TASK TO CARRY OUT
Give the number of lines in the listing that hold the word "this". Write nothing but that number.

Data records:
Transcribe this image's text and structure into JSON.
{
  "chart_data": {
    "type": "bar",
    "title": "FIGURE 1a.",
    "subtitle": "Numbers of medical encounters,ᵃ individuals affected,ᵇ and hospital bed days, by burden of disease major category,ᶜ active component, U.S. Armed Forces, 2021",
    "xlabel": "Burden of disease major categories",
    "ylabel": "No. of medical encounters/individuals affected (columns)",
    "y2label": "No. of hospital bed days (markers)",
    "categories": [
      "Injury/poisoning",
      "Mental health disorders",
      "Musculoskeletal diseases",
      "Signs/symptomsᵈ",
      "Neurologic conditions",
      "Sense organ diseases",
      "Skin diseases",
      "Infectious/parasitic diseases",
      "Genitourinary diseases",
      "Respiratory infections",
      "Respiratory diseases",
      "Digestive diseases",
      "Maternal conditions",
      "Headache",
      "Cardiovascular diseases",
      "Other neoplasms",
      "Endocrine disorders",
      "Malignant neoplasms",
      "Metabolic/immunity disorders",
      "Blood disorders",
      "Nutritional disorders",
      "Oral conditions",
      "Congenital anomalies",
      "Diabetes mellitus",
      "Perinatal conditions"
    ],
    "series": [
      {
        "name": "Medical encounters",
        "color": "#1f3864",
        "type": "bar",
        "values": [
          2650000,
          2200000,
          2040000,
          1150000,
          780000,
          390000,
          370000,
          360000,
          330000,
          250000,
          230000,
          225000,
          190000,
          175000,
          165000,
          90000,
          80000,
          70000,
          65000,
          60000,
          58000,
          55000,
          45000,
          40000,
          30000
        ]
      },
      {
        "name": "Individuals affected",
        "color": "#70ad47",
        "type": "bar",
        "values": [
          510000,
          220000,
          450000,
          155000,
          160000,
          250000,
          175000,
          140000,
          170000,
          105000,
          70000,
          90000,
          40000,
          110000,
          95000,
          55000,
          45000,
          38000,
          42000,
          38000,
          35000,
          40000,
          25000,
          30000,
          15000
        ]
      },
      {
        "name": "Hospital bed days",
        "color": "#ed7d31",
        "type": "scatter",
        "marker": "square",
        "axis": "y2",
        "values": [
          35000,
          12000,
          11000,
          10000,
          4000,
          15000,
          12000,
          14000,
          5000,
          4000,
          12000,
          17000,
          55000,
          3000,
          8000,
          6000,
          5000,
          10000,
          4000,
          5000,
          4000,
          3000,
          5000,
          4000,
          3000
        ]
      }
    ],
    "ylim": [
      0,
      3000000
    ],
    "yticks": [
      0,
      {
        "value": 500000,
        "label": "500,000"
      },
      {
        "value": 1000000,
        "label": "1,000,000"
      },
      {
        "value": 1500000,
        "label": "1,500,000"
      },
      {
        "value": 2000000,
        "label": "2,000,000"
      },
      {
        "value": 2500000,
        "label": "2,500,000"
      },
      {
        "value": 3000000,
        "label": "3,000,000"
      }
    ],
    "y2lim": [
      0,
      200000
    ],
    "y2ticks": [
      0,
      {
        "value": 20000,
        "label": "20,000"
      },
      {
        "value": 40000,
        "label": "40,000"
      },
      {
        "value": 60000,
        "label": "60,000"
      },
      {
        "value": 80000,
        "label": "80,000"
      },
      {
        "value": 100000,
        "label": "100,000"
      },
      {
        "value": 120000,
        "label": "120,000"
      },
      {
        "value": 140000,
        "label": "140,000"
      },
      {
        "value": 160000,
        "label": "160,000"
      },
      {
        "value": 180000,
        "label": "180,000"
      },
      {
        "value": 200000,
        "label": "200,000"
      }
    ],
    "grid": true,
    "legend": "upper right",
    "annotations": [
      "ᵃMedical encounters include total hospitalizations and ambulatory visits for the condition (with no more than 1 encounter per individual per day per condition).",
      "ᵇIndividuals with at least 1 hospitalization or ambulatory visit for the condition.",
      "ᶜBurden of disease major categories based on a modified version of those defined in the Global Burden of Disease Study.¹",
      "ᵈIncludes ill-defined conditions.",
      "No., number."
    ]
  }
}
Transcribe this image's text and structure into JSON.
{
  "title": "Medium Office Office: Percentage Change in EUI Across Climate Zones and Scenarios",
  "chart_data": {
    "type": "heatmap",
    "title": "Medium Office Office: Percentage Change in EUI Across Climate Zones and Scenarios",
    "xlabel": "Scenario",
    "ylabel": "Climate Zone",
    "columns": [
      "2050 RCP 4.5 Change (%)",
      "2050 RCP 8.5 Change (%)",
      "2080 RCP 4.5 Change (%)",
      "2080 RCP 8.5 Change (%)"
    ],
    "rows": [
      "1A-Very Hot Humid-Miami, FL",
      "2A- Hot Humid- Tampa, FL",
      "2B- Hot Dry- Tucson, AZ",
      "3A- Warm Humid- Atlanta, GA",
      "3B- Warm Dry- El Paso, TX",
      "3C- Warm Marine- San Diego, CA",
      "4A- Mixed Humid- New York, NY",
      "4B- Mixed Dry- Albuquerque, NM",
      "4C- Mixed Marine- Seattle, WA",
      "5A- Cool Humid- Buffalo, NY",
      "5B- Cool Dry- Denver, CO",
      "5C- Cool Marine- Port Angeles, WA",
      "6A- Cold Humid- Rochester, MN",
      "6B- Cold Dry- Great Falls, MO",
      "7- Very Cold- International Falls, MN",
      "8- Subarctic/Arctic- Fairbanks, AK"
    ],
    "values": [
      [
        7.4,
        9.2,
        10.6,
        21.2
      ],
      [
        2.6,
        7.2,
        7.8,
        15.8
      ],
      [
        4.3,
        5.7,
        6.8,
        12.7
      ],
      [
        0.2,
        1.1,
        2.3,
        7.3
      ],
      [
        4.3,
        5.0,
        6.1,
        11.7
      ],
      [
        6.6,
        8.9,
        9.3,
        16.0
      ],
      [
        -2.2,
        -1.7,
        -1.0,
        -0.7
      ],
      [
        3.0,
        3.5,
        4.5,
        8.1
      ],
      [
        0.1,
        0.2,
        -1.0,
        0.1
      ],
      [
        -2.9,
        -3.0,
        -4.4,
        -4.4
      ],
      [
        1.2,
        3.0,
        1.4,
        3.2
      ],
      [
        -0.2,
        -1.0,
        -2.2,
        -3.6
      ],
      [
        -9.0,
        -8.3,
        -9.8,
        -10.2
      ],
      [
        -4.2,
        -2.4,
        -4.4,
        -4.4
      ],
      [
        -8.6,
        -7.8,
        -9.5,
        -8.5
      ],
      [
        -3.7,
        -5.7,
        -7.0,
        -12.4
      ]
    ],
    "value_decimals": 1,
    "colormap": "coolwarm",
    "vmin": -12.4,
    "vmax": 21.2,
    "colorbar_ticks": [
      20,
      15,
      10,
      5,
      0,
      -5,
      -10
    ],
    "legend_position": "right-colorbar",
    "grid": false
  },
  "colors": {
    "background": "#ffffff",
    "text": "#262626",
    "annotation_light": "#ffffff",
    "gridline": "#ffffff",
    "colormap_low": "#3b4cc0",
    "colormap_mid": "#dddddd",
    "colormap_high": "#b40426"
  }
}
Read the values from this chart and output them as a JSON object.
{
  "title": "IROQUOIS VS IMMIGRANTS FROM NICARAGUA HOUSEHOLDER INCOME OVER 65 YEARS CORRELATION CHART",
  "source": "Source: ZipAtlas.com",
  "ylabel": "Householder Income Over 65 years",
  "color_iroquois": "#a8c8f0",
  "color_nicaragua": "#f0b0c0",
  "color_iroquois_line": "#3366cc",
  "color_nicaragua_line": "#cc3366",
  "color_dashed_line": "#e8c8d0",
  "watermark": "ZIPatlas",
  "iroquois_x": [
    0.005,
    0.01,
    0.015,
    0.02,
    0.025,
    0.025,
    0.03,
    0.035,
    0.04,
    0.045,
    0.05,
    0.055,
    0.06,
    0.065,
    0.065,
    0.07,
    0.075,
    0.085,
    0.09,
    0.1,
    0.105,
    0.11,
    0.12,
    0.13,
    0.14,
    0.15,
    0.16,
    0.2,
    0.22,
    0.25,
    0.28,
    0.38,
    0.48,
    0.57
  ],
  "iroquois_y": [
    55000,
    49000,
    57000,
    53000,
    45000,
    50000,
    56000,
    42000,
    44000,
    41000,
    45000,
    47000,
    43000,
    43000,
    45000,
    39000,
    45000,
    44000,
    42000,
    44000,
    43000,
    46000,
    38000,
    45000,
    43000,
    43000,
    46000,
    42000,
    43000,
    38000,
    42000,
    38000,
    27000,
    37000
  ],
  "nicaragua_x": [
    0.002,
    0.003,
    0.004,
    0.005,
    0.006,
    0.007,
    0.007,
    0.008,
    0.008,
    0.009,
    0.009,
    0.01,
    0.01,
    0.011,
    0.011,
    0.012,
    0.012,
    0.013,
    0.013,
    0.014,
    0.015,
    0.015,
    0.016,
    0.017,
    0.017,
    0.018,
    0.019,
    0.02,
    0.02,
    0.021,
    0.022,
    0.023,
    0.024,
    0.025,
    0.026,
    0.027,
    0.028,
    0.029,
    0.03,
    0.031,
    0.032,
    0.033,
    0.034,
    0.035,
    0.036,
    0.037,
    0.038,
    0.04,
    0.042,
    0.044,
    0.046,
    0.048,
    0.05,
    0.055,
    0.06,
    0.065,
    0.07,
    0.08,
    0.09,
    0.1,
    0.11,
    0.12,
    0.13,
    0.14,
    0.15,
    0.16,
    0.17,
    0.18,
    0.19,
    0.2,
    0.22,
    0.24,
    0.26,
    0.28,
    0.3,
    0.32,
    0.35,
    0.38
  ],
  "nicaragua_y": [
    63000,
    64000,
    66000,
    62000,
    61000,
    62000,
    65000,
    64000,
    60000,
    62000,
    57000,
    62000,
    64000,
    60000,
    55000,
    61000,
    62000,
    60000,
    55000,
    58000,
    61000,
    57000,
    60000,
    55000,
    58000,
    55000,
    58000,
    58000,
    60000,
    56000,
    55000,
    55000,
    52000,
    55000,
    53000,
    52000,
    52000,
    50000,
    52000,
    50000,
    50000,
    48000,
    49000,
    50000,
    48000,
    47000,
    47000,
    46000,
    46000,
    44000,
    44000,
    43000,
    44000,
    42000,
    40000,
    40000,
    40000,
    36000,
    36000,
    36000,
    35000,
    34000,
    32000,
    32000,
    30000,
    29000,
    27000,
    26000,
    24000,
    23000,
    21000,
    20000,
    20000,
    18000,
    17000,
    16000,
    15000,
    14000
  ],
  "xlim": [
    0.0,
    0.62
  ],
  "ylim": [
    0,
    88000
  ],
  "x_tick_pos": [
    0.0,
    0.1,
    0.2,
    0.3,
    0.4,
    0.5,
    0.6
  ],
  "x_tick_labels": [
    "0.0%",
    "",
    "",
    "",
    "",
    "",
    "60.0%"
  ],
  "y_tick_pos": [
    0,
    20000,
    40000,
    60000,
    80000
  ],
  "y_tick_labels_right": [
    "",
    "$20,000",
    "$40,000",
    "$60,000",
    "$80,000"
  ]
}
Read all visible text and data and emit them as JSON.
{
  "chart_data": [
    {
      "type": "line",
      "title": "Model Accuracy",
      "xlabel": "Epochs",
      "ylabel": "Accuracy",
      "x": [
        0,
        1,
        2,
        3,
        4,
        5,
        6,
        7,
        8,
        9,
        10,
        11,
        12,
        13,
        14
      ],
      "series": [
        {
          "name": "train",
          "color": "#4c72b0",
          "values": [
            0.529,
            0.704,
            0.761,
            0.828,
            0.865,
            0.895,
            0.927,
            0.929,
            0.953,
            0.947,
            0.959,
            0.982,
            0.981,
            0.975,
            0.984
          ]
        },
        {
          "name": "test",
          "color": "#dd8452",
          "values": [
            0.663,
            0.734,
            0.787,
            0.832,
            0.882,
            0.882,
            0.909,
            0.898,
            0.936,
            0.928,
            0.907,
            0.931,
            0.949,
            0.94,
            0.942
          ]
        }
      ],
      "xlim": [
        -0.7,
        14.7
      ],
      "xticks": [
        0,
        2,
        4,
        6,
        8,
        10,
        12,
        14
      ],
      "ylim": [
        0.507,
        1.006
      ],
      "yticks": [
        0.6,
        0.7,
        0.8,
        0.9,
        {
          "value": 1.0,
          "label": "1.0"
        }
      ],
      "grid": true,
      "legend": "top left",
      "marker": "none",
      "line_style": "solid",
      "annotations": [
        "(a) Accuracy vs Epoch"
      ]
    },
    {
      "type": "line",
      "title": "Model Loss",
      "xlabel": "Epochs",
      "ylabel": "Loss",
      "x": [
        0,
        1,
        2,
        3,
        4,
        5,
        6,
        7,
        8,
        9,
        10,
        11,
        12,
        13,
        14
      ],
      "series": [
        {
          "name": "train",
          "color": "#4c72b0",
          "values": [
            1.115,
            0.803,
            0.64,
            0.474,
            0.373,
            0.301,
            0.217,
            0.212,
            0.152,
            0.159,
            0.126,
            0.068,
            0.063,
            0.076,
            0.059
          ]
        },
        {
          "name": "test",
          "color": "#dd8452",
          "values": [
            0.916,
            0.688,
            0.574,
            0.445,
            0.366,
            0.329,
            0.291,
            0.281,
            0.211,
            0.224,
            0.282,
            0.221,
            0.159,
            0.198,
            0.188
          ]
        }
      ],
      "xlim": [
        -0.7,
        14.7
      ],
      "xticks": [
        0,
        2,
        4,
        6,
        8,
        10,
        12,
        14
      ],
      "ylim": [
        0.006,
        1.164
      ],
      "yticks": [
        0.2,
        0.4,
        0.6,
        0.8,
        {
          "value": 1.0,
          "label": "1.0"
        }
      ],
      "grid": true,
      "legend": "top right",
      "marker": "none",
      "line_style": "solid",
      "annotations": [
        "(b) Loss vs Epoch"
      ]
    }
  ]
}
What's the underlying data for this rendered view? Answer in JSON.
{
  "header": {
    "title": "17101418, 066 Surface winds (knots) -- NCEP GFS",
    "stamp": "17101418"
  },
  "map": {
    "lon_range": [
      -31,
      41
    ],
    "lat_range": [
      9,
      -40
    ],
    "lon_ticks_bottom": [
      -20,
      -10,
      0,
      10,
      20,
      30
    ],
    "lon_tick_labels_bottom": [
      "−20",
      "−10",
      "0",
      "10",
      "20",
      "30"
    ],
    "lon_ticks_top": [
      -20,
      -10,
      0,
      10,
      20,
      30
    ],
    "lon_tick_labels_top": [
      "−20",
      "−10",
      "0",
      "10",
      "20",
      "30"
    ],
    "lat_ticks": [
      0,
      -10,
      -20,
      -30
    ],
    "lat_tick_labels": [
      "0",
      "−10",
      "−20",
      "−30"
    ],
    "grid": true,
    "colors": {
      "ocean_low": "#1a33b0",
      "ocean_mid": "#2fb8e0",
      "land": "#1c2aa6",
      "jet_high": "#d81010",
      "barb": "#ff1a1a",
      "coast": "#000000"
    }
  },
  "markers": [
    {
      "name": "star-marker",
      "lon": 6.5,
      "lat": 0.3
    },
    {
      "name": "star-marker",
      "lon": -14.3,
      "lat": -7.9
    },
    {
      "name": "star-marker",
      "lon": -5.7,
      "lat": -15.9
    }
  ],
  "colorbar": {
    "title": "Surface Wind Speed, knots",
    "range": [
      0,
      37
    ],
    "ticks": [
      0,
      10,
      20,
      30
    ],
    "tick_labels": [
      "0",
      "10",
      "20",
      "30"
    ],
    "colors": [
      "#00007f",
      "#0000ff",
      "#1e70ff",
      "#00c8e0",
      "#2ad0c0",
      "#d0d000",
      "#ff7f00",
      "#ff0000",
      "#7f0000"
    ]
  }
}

EXERCISE RESULT
4